**Brief**
With the pictures left out, copy the listing below exactly.

**Extracted data**
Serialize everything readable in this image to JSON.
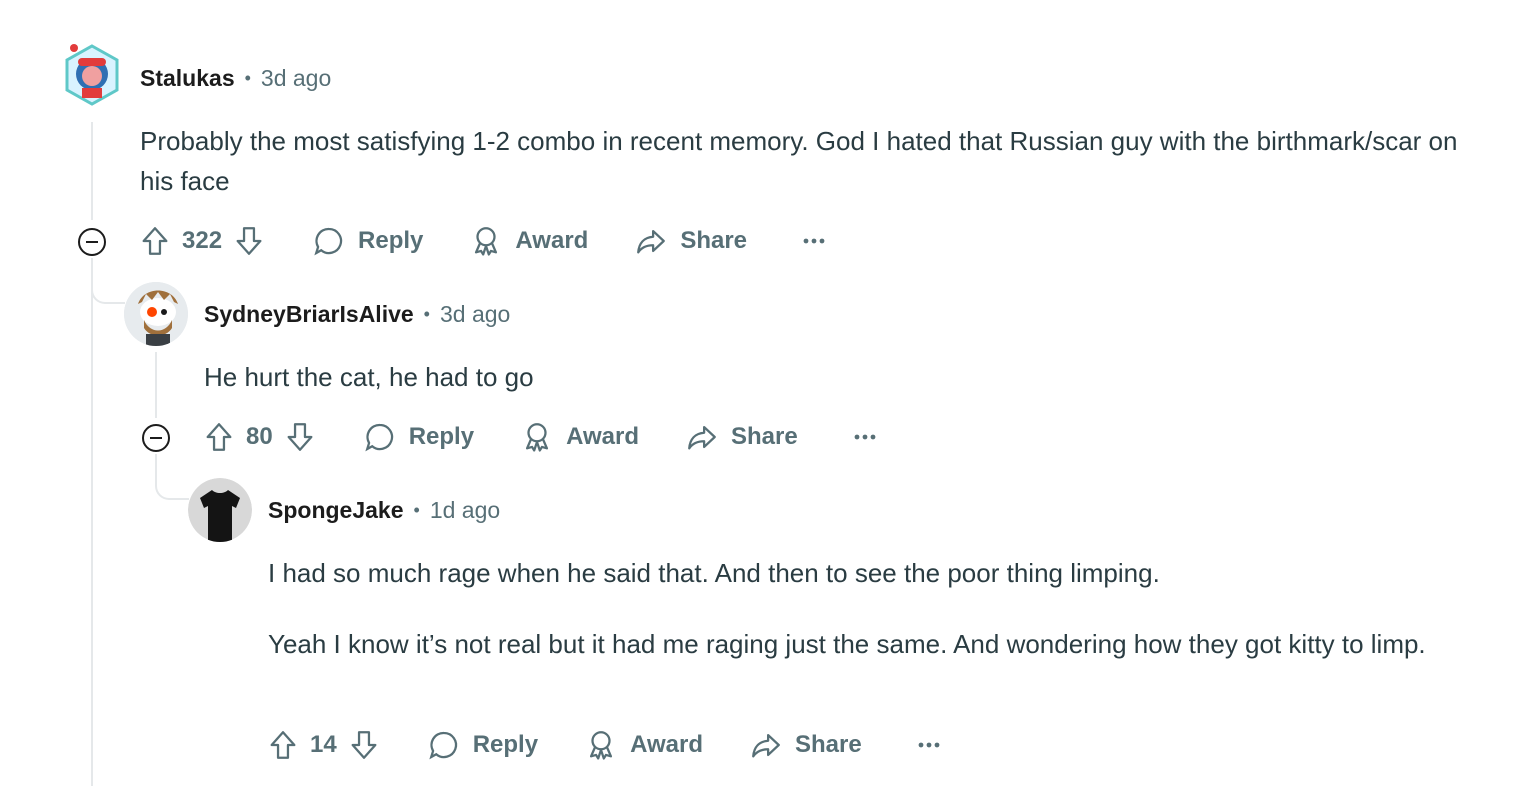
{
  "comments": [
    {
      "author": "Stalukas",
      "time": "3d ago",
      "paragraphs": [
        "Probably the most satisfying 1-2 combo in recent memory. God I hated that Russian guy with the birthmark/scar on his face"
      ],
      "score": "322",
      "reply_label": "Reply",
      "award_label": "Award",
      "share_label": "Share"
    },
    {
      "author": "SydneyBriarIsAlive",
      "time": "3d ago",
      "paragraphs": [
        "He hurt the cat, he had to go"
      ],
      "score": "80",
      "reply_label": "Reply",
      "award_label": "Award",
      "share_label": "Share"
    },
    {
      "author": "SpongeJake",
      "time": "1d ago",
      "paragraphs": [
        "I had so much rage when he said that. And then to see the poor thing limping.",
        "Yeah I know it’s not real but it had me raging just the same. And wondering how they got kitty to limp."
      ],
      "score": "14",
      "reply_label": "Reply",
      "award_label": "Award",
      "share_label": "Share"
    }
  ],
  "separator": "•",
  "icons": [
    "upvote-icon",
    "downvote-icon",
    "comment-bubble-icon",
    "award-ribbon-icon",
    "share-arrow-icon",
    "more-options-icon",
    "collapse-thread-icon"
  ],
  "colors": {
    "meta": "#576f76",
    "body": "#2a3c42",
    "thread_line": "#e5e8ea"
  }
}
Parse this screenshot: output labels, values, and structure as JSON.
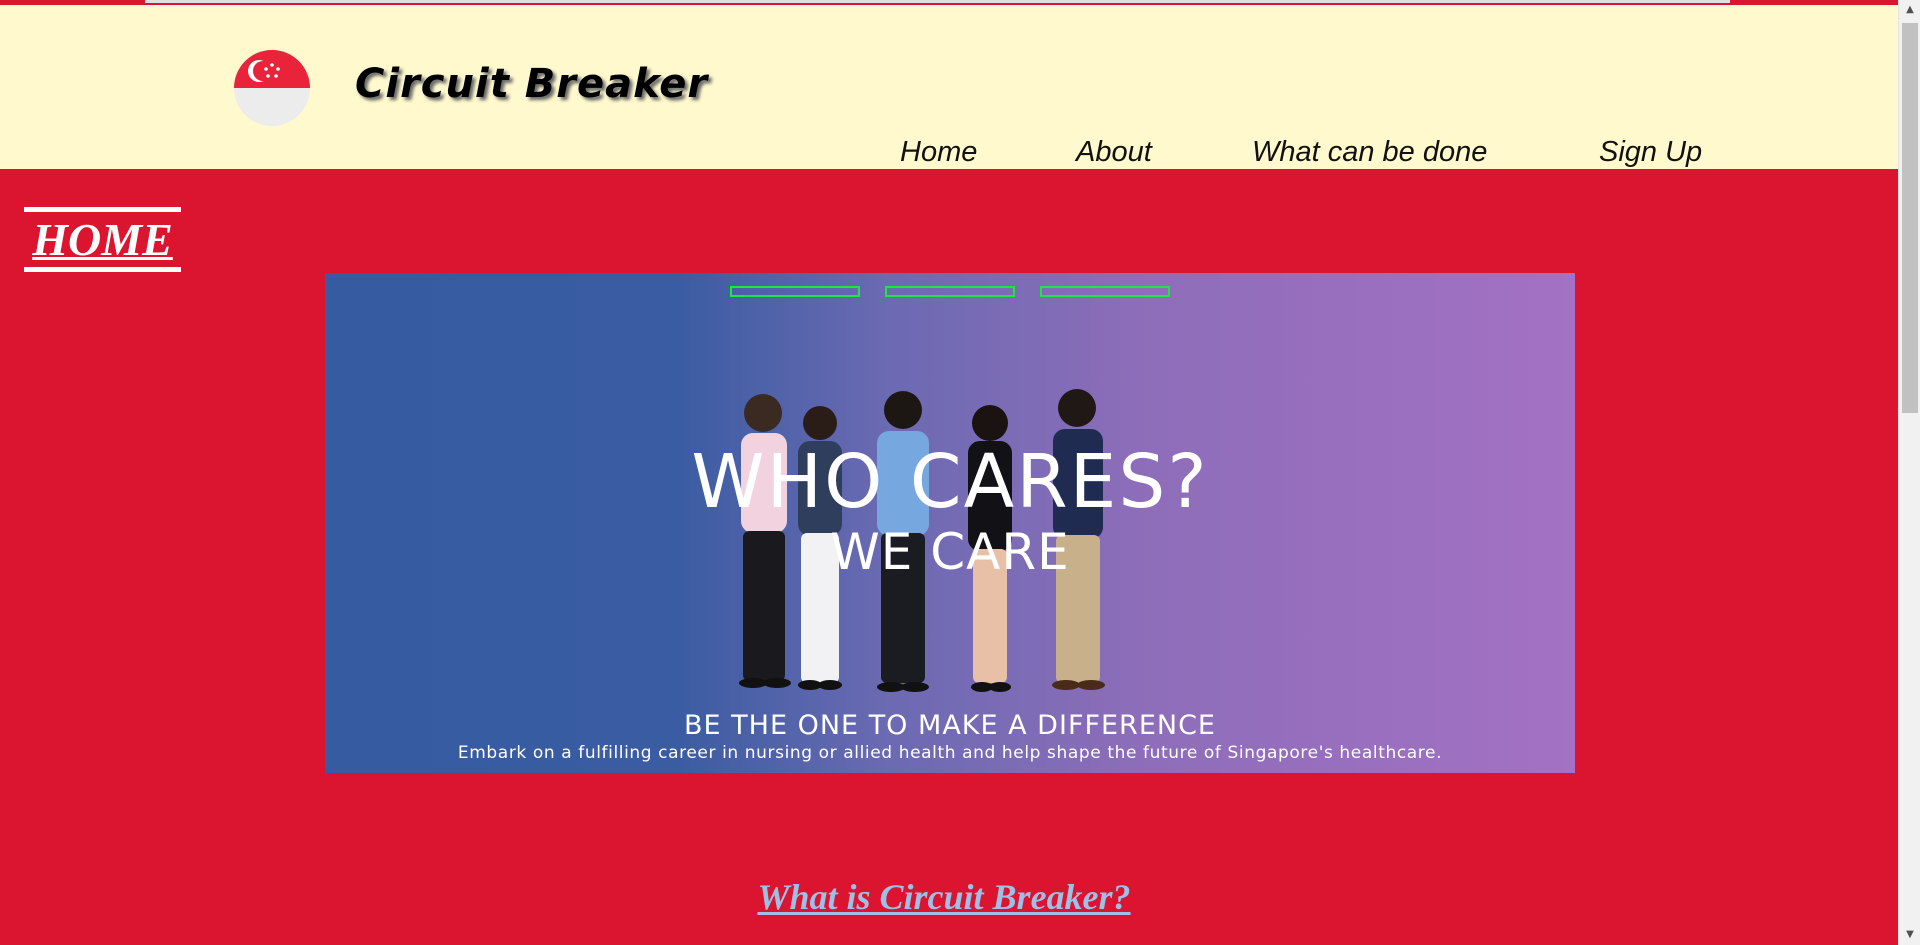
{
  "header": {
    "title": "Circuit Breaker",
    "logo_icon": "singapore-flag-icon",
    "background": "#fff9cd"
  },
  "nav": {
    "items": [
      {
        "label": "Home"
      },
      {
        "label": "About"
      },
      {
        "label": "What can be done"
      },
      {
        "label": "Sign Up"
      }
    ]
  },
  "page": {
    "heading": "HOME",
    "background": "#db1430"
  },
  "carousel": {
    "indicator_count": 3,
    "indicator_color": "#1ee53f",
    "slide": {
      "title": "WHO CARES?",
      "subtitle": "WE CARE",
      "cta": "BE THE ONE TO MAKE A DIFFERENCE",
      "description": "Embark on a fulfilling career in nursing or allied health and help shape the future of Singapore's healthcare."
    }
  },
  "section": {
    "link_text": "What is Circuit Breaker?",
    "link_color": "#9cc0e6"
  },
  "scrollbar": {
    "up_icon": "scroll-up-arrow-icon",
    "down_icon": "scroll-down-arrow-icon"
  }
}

**Answer to this task**
Serialize everything readable in this image to JSON.
{
  "comments": [
    {
      "author": "Stalukas",
      "time": "3d ago",
      "paragraphs": [
        "Probably the most satisfying 1-2 combo in recent memory. God I hated that Russian guy with the birthmark/scar on his face"
      ],
      "score": "322",
      "reply_label": "Reply",
      "award_label": "Award",
      "share_label": "Share"
    },
    {
      "author": "SydneyBriarIsAlive",
      "time": "3d ago",
      "paragraphs": [
        "He hurt the cat, he had to go"
      ],
      "score": "80",
      "reply_label": "Reply",
      "award_label": "Award",
      "share_label": "Share"
    },
    {
      "author": "SpongeJake",
      "time": "1d ago",
      "paragraphs": [
        "I had so much rage when he said that. And then to see the poor thing limping.",
        "Yeah I know it’s not real but it had me raging just the same. And wondering how they got kitty to limp."
      ],
      "score": "14",
      "reply_label": "Reply",
      "award_label": "Award",
      "share_label": "Share"
    }
  ],
  "separator": "•",
  "icons": [
    "upvote-icon",
    "downvote-icon",
    "comment-bubble-icon",
    "award-ribbon-icon",
    "share-arrow-icon",
    "more-options-icon",
    "collapse-thread-icon"
  ],
  "colors": {
    "meta": "#576f76",
    "body": "#2a3c42",
    "thread_line": "#e5e8ea"
  }
}
Parse this screenshot: output labels, values, and structure as JSON.
{
  "header": {
    "title": "Circuit Breaker",
    "logo_icon": "singapore-flag-icon",
    "background": "#fff9cd"
  },
  "nav": {
    "items": [
      {
        "label": "Home"
      },
      {
        "label": "About"
      },
      {
        "label": "What can be done"
      },
      {
        "label": "Sign Up"
      }
    ]
  },
  "page": {
    "heading": "HOME",
    "background": "#db1430"
  },
  "carousel": {
    "indicator_count": 3,
    "indicator_color": "#1ee53f",
    "slide": {
      "title": "WHO CARES?",
      "subtitle": "WE CARE",
      "cta": "BE THE ONE TO MAKE A DIFFERENCE",
      "description": "Embark on a fulfilling career in nursing or allied health and help shape the future of Singapore's healthcare."
    }
  },
  "section": {
    "link_text": "What is Circuit Breaker?",
    "link_color": "#9cc0e6"
  },
  "scrollbar": {
    "up_icon": "scroll-up-arrow-icon",
    "down_icon": "scroll-down-arrow-icon"
  }
}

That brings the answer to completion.